> **Raw records**
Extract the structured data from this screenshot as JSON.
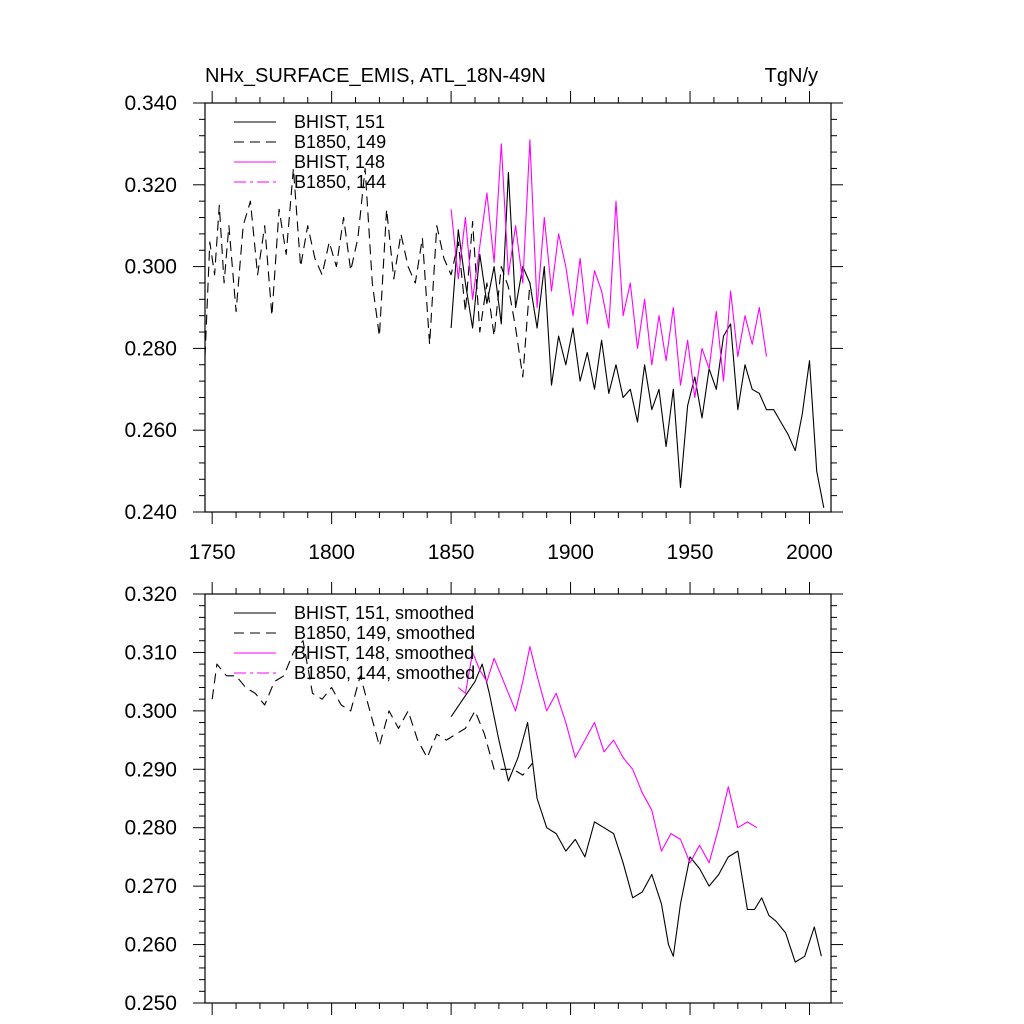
{
  "title": "NHx_SURFACE_EMIS, ATL_18N-49N",
  "units": "TgN/y",
  "colors": {
    "axis": "#000000",
    "black": "#000000",
    "magenta": "#ff00ff"
  },
  "chart_data": [
    {
      "type": "line",
      "name": "raw",
      "xlim": [
        1747,
        2009
      ],
      "ylim": [
        0.24,
        0.34
      ],
      "xticks": [
        1750,
        1800,
        1850,
        1900,
        1950,
        2000
      ],
      "xtick_labels": [
        "1750",
        "1800",
        "1850",
        "1900",
        "1950",
        "2000"
      ],
      "yticks": [
        0.24,
        0.26,
        0.28,
        0.3,
        0.32,
        0.34
      ],
      "ytick_labels": [
        "0.240",
        "0.260",
        "0.280",
        "0.300",
        "0.320",
        "0.340"
      ],
      "series": [
        {
          "name": "BHIST, 151",
          "color": "#000000",
          "dash": "solid",
          "x": [
            1850,
            1853,
            1856,
            1859,
            1862,
            1865,
            1868,
            1871,
            1874,
            1877,
            1880,
            1883,
            1886,
            1889,
            1892,
            1895,
            1898,
            1901,
            1904,
            1907,
            1910,
            1913,
            1916,
            1919,
            1922,
            1925,
            1928,
            1931,
            1934,
            1937,
            1940,
            1943,
            1946,
            1949,
            1952,
            1955,
            1958,
            1961,
            1964,
            1967,
            1970,
            1973,
            1976,
            1979,
            1982,
            1985,
            1988,
            1991,
            1994,
            1997,
            2000,
            2003,
            2006
          ],
          "values": [
            0.285,
            0.309,
            0.296,
            0.285,
            0.303,
            0.291,
            0.3,
            0.286,
            0.323,
            0.29,
            0.3,
            0.296,
            0.285,
            0.3,
            0.271,
            0.283,
            0.276,
            0.285,
            0.272,
            0.279,
            0.27,
            0.282,
            0.269,
            0.276,
            0.268,
            0.27,
            0.262,
            0.276,
            0.265,
            0.27,
            0.256,
            0.27,
            0.246,
            0.266,
            0.273,
            0.263,
            0.275,
            0.27,
            0.283,
            0.286,
            0.265,
            0.276,
            0.27,
            0.269,
            0.265,
            0.265,
            0.262,
            0.259,
            0.255,
            0.264,
            0.277,
            0.25,
            0.241
          ]
        },
        {
          "name": "B1850, 149",
          "color": "#000000",
          "dash": "dashed",
          "x": [
            1747,
            1749,
            1751,
            1753,
            1755,
            1757,
            1760,
            1763,
            1766,
            1769,
            1772,
            1775,
            1778,
            1781,
            1784,
            1787,
            1790,
            1793,
            1796,
            1799,
            1802,
            1805,
            1808,
            1811,
            1814,
            1817,
            1820,
            1823,
            1826,
            1829,
            1832,
            1835,
            1838,
            1841,
            1844,
            1847,
            1850,
            1853,
            1856,
            1859,
            1862,
            1865,
            1868,
            1871,
            1874,
            1877,
            1880,
            1883
          ],
          "values": [
            0.278,
            0.306,
            0.298,
            0.315,
            0.296,
            0.31,
            0.289,
            0.31,
            0.316,
            0.298,
            0.31,
            0.288,
            0.314,
            0.303,
            0.324,
            0.3,
            0.31,
            0.302,
            0.298,
            0.306,
            0.3,
            0.312,
            0.299,
            0.307,
            0.324,
            0.296,
            0.283,
            0.314,
            0.297,
            0.308,
            0.3,
            0.296,
            0.307,
            0.281,
            0.31,
            0.302,
            0.298,
            0.306,
            0.289,
            0.311,
            0.284,
            0.296,
            0.283,
            0.3,
            0.295,
            0.285,
            0.273,
            0.296
          ]
        },
        {
          "name": "BHIST, 148",
          "color": "#ff00ff",
          "dash": "solid",
          "x": [
            1850,
            1853,
            1856,
            1859,
            1862,
            1865,
            1868,
            1871,
            1874,
            1877,
            1880,
            1883,
            1886,
            1889,
            1892,
            1895,
            1898,
            1901,
            1904,
            1907,
            1910,
            1913,
            1916,
            1919,
            1922,
            1925,
            1928,
            1931,
            1934,
            1937,
            1940,
            1943,
            1946,
            1949,
            1952,
            1955,
            1958,
            1961,
            1964,
            1967,
            1970,
            1973,
            1976,
            1979,
            1982
          ],
          "values": [
            0.314,
            0.297,
            0.312,
            0.292,
            0.305,
            0.318,
            0.301,
            0.33,
            0.298,
            0.31,
            0.296,
            0.331,
            0.29,
            0.312,
            0.294,
            0.308,
            0.3,
            0.288,
            0.302,
            0.286,
            0.299,
            0.294,
            0.285,
            0.316,
            0.288,
            0.296,
            0.28,
            0.292,
            0.276,
            0.288,
            0.277,
            0.29,
            0.271,
            0.282,
            0.268,
            0.28,
            0.275,
            0.289,
            0.272,
            0.294,
            0.278,
            0.288,
            0.281,
            0.29,
            0.278
          ]
        },
        {
          "name": "B1850, 144",
          "color": "#ff00ff",
          "dash": "dashdot",
          "x": [],
          "values": []
        }
      ]
    },
    {
      "type": "line",
      "name": "smoothed",
      "xlim": [
        1747,
        2009
      ],
      "ylim": [
        0.25,
        0.32
      ],
      "xticks": [
        1750,
        1800,
        1850,
        1900,
        1950,
        2000
      ],
      "xtick_labels": [
        "",
        "",
        "",
        "",
        "",
        ""
      ],
      "yticks": [
        0.25,
        0.26,
        0.27,
        0.28,
        0.29,
        0.3,
        0.31,
        0.32
      ],
      "ytick_labels": [
        "0.250",
        "0.260",
        "0.270",
        "0.280",
        "0.290",
        "0.300",
        "0.310",
        "0.320"
      ],
      "series": [
        {
          "name": "BHIST, 151, smoothed",
          "color": "#000000",
          "dash": "solid",
          "x": [
            1850,
            1855,
            1860,
            1863,
            1866,
            1870,
            1874,
            1878,
            1882,
            1886,
            1890,
            1894,
            1898,
            1902,
            1906,
            1910,
            1914,
            1918,
            1922,
            1926,
            1930,
            1934,
            1938,
            1941,
            1943,
            1946,
            1950,
            1954,
            1958,
            1962,
            1966,
            1970,
            1974,
            1977,
            1980,
            1983,
            1986,
            1990,
            1994,
            1998,
            2002,
            2005
          ],
          "values": [
            0.299,
            0.302,
            0.305,
            0.308,
            0.303,
            0.295,
            0.288,
            0.292,
            0.298,
            0.285,
            0.28,
            0.279,
            0.276,
            0.278,
            0.275,
            0.281,
            0.28,
            0.279,
            0.274,
            0.268,
            0.269,
            0.272,
            0.267,
            0.26,
            0.258,
            0.267,
            0.275,
            0.273,
            0.27,
            0.272,
            0.275,
            0.276,
            0.266,
            0.266,
            0.268,
            0.265,
            0.264,
            0.262,
            0.257,
            0.258,
            0.263,
            0.258
          ]
        },
        {
          "name": "B1850, 149, smoothed",
          "color": "#000000",
          "dash": "dashed",
          "x": [
            1750,
            1752,
            1756,
            1760,
            1764,
            1768,
            1772,
            1776,
            1780,
            1784,
            1788,
            1792,
            1796,
            1800,
            1804,
            1808,
            1812,
            1816,
            1820,
            1824,
            1828,
            1832,
            1836,
            1840,
            1844,
            1848,
            1852,
            1856,
            1860,
            1864,
            1868,
            1872,
            1876,
            1880,
            1884
          ],
          "values": [
            0.302,
            0.308,
            0.306,
            0.306,
            0.304,
            0.303,
            0.301,
            0.305,
            0.306,
            0.31,
            0.312,
            0.303,
            0.302,
            0.304,
            0.301,
            0.3,
            0.306,
            0.3,
            0.294,
            0.3,
            0.297,
            0.3,
            0.295,
            0.292,
            0.296,
            0.295,
            0.296,
            0.297,
            0.3,
            0.296,
            0.29,
            0.29,
            0.29,
            0.289,
            0.291
          ]
        },
        {
          "name": "BHIST, 148, smoothed",
          "color": "#ff00ff",
          "dash": "solid",
          "x": [
            1853,
            1856,
            1859,
            1862,
            1865,
            1868,
            1871,
            1874,
            1877,
            1880,
            1883,
            1886,
            1890,
            1894,
            1898,
            1902,
            1906,
            1910,
            1914,
            1918,
            1922,
            1926,
            1930,
            1934,
            1938,
            1942,
            1946,
            1950,
            1954,
            1958,
            1962,
            1966,
            1970,
            1974,
            1978
          ],
          "values": [
            0.304,
            0.303,
            0.31,
            0.307,
            0.305,
            0.309,
            0.306,
            0.303,
            0.3,
            0.305,
            0.311,
            0.306,
            0.3,
            0.303,
            0.298,
            0.292,
            0.295,
            0.298,
            0.293,
            0.295,
            0.292,
            0.29,
            0.286,
            0.283,
            0.276,
            0.279,
            0.278,
            0.274,
            0.277,
            0.274,
            0.28,
            0.287,
            0.28,
            0.281,
            0.28
          ]
        },
        {
          "name": "B1850, 144, smoothed",
          "color": "#ff00ff",
          "dash": "dashdot",
          "x": [],
          "values": []
        }
      ]
    }
  ]
}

> **Directions**
Search the lines for the word "name" and report how many contain it, by number only.

> **Exercise response**
10